#### WRITTEN PROBLEM:
Write out all of the entries exactly as given.

Recorded data:
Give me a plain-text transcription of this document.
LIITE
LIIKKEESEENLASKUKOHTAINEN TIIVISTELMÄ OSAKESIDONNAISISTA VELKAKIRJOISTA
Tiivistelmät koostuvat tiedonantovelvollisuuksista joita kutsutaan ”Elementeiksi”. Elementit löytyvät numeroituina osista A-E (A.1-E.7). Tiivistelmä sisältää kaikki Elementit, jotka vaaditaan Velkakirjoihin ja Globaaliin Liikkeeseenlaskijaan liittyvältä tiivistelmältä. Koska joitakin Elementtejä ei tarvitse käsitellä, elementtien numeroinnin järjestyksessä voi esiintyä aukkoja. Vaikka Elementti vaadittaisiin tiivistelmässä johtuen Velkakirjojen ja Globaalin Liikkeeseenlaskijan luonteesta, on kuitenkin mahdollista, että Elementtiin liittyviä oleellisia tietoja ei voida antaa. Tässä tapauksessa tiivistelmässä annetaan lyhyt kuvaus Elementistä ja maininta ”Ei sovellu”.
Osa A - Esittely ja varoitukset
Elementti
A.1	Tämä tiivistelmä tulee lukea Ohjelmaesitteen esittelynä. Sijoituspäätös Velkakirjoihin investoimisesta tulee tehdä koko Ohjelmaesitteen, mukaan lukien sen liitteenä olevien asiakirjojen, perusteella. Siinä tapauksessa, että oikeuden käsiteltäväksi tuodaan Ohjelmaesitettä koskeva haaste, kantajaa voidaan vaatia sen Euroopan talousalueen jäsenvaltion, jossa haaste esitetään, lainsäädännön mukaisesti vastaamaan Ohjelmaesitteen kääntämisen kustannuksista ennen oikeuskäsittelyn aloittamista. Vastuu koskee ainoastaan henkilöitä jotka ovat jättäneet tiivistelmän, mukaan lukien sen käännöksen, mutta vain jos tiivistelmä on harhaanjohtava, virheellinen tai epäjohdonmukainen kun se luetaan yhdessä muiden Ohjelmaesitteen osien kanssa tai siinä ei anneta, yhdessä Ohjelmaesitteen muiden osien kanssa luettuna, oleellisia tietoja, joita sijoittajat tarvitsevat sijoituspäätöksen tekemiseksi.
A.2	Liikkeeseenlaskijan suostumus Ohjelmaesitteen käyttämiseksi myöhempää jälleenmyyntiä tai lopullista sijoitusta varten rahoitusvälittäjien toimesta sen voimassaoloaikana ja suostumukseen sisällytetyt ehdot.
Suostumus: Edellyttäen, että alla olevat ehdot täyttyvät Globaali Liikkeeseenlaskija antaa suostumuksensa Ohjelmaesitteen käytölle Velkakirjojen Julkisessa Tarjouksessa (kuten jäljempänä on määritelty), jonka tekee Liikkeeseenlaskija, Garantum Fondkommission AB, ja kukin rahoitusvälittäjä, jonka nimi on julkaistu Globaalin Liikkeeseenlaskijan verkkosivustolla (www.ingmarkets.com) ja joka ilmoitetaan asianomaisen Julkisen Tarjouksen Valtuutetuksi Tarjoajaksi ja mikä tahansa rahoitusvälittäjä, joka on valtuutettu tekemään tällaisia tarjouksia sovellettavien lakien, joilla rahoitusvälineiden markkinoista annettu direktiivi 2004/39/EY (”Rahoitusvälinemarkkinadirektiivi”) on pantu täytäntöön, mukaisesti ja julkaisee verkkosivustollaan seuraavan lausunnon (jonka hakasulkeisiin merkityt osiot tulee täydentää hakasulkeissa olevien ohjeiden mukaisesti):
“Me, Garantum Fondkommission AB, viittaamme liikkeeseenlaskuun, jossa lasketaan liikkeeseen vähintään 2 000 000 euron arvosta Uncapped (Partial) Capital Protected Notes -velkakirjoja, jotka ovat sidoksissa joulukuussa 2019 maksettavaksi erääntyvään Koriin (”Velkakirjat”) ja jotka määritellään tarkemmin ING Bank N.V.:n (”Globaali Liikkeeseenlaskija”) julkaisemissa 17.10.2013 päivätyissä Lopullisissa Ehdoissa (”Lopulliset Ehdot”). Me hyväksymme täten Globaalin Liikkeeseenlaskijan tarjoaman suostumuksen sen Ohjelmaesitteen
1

#### TASK OUTPUT:
Give me a plain-text transcription of this document.
LIITE
LIIKKEESEENLASKUKOHTAINEN TIIVISTELMÄ OSAKESIDONNAISISTA VELKAKIRJOISTA
Tiivistelmät koostuvat tiedonantovelvollisuuksista joita kutsutaan ”Elementeiksi”. Elementit löytyvät numeroituina osista A-E (A.1-E.7). Tiivistelmä sisältää kaikki Elementit, jotka vaaditaan Velkakirjoihin ja Globaaliin Liikkeeseenlaskijaan liittyvältä tiivistelmältä. Koska joitakin Elementtejä ei tarvitse käsitellä, elementtien numeroinnin järjestyksessä voi esiintyä aukkoja. Vaikka Elementti vaadittaisiin tiivistelmässä johtuen Velkakirjojen ja Globaalin Liikkeeseenlaskijan luonteesta, on kuitenkin mahdollista, että Elementtiin liittyviä oleellisia tietoja ei voida antaa. Tässä tapauksessa tiivistelmässä annetaan lyhyt kuvaus Elementistä ja maininta ”Ei sovellu”.
Osa A - Esittely ja varoitukset
Elementti
A.1	Tämä tiivistelmä tulee lukea Ohjelmaesitteen esittelynä. Sijoituspäätös Velkakirjoihin investoimisesta tulee tehdä koko Ohjelmaesitteen, mukaan lukien sen liitteenä olevien asiakirjojen, perusteella. Siinä tapauksessa, että oikeuden käsiteltäväksi tuodaan Ohjelmaesitettä koskeva haaste, kantajaa voidaan vaatia sen Euroopan talousalueen jäsenvaltion, jossa haaste esitetään, lainsäädännön mukaisesti vastaamaan Ohjelmaesitteen kääntämisen kustannuksista ennen oikeuskäsittelyn aloittamista. Vastuu koskee ainoastaan henkilöitä jotka ovat jättäneet tiivistelmän, mukaan lukien sen käännöksen, mutta vain jos tiivistelmä on harhaanjohtava, virheellinen tai epäjohdonmukainen kun se luetaan yhdessä muiden Ohjelmaesitteen osien kanssa tai siinä ei anneta, yhdessä Ohjelmaesitteen muiden osien kanssa luettuna, oleellisia tietoja, joita sijoittajat tarvitsevat sijoituspäätöksen tekemiseksi.
A.2	Liikkeeseenlaskijan suostumus Ohjelmaesitteen käyttämiseksi myöhempää jälleenmyyntiä tai lopullista sijoitusta varten rahoitusvälittäjien toimesta sen voimassaoloaikana ja suostumukseen sisällytetyt ehdot.
Suostumus: Edellyttäen, että alla olevat ehdot täyttyvät Globaali Liikkeeseenlaskija antaa suostumuksensa Ohjelmaesitteen käytölle Velkakirjojen Julkisessa Tarjouksessa (kuten jäljempänä on määritelty), jonka tekee Liikkeeseenlaskija, Garantum Fondkommission AB, ja kukin rahoitusvälittäjä, jonka nimi on julkaistu Globaalin Liikkeeseenlaskijan verkkosivustolla (www.ingmarkets.com) ja joka ilmoitetaan asianomaisen Julkisen Tarjouksen Valtuutetuksi Tarjoajaksi ja mikä tahansa rahoitusvälittäjä, joka on valtuutettu tekemään tällaisia tarjouksia sovellettavien lakien, joilla rahoitusvälineiden markkinoista annettu direktiivi 2004/39/EY (”Rahoitusvälinemarkkinadirektiivi”) on pantu täytäntöön, mukaisesti ja julkaisee verkkosivustollaan seuraavan lausunnon (jonka hakasulkeisiin merkityt osiot tulee täydentää hakasulkeissa olevien ohjeiden mukaisesti):
“Me, Garantum Fondkommission AB, viittaamme liikkeeseenlaskuun, jossa lasketaan liikkeeseen vähintään 2 000 000 euron arvosta Uncapped (Partial) Capital Protected Notes -velkakirjoja, jotka ovat sidoksissa joulukuussa 2019 maksettavaksi erääntyvään Koriin (”Velkakirjat”) ja jotka määritellään tarkemmin ING Bank N.V.:n (”Globaali Liikkeeseenlaskija”) julkaisemissa 17.10.2013 päivätyissä Lopullisissa Ehdoissa (”Lopulliset Ehdot”). Me hyväksymme täten Globaalin Liikkeeseenlaskijan tarjoaman suostumuksen sen Ohjelmaesitteen
1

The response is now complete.